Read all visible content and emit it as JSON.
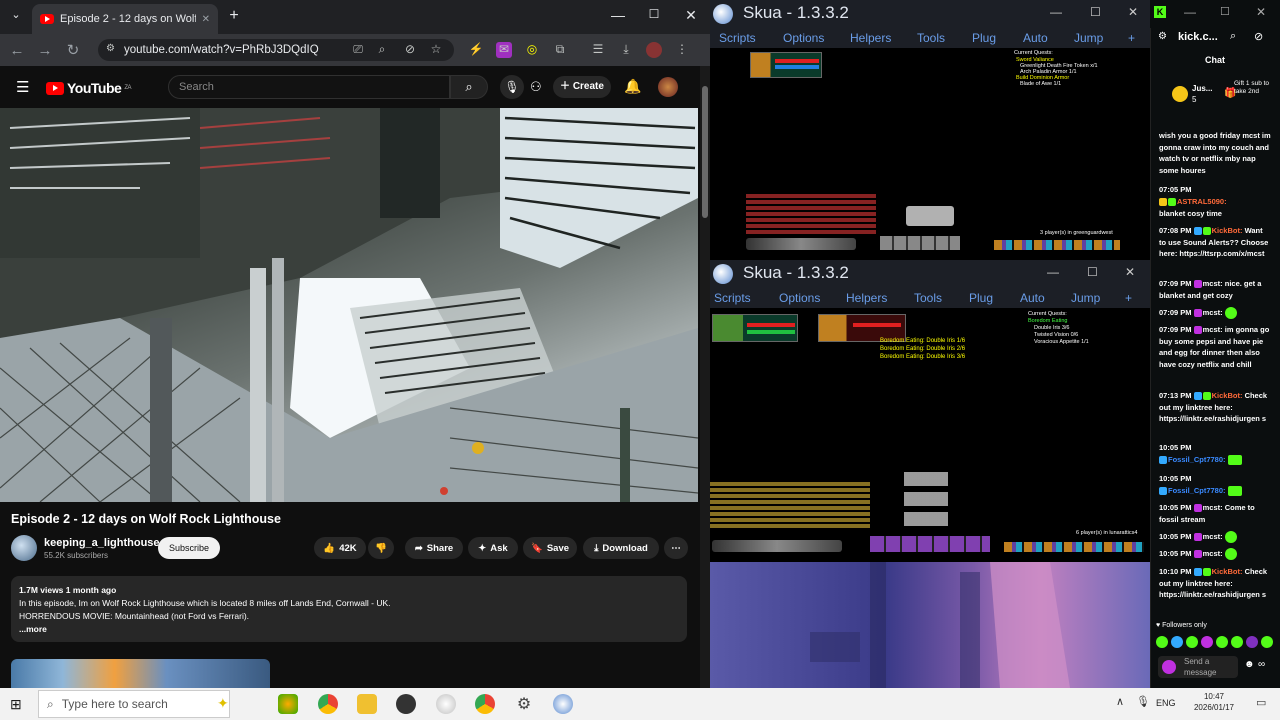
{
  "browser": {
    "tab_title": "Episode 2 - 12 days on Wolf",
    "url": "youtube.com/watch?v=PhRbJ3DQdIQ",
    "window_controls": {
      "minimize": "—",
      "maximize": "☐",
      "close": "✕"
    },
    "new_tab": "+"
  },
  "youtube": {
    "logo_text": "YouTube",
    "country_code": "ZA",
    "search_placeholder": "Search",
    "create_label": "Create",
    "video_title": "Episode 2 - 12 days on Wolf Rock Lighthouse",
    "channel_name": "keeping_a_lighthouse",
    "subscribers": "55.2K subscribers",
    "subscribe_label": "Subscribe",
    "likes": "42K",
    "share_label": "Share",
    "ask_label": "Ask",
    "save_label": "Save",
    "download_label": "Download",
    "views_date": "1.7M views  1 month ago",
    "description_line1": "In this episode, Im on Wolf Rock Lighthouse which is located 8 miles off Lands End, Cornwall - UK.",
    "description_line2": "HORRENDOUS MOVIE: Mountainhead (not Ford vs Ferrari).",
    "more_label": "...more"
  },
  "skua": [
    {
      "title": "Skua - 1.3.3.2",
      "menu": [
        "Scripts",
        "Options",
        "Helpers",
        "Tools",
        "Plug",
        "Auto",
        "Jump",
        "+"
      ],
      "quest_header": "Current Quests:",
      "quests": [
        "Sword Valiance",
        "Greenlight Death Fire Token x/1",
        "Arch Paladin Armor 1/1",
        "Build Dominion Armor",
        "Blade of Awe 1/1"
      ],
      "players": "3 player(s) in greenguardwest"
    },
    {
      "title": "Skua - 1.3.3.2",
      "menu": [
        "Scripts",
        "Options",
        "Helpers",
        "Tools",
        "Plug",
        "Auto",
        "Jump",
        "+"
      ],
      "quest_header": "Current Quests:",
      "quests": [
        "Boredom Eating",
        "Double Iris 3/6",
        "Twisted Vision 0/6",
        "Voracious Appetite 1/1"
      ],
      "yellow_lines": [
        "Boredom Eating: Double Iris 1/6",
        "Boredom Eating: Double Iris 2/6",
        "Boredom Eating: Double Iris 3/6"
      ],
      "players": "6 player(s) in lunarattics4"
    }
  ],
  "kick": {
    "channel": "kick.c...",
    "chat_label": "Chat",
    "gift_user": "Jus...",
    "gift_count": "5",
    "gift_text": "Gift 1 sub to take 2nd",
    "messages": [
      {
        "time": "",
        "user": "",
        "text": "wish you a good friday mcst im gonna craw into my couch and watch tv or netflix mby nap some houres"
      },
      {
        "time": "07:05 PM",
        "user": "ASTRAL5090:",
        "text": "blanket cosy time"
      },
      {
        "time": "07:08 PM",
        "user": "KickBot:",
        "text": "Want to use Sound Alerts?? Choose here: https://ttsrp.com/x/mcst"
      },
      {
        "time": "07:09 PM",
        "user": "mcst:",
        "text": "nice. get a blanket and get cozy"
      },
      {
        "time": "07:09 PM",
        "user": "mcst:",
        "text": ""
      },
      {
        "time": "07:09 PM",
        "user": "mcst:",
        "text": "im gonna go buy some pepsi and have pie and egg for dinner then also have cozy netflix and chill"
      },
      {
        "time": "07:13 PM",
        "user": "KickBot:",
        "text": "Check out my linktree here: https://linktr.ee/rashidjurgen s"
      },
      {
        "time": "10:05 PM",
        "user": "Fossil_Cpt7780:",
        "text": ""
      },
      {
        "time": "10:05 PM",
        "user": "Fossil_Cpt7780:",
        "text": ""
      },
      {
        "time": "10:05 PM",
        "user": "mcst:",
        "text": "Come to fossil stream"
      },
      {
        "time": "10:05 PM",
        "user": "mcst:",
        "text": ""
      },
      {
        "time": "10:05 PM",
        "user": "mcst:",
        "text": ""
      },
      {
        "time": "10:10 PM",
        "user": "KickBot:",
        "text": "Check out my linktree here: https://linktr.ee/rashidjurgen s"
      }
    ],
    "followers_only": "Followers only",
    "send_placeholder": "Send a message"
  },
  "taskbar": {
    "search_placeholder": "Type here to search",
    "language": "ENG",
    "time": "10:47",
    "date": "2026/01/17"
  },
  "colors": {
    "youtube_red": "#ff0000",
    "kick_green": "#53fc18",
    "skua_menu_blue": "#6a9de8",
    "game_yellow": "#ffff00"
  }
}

━━━━━━━━━━━━━━━━

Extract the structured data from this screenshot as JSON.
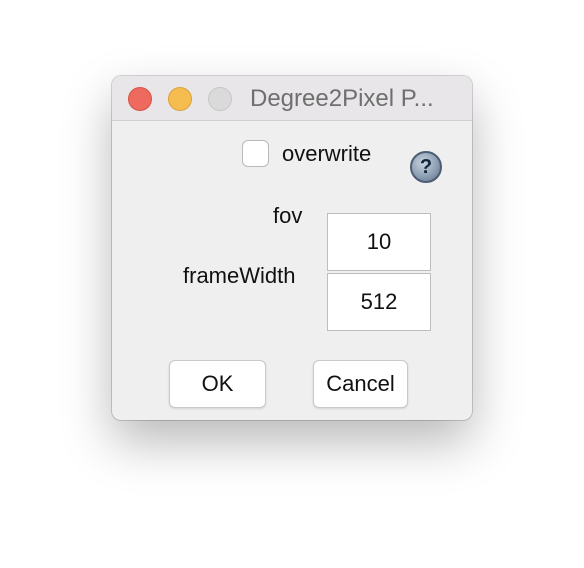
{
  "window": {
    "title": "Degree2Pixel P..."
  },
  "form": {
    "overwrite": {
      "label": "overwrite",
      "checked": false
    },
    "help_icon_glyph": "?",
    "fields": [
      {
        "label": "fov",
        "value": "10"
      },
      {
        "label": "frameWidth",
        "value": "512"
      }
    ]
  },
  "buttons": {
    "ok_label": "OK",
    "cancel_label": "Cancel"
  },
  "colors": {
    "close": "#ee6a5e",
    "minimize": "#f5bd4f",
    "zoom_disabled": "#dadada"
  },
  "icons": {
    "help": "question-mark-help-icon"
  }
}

━━━━━━━━━━━━━━━━

Report all lines of the material that contain the word "here".

§ **Complete response**:
        "text": "Want to use Sound Alerts?? Choose here: https://ttsrp.com/x/mcst"
        "text": "Check out my linktree here: https://linktr.ee/rashidjurgen s"
        "text": "Check out my linktree here: https://linktr.ee/rashidjurgen s"
    "search_placeholder": "Type here to search",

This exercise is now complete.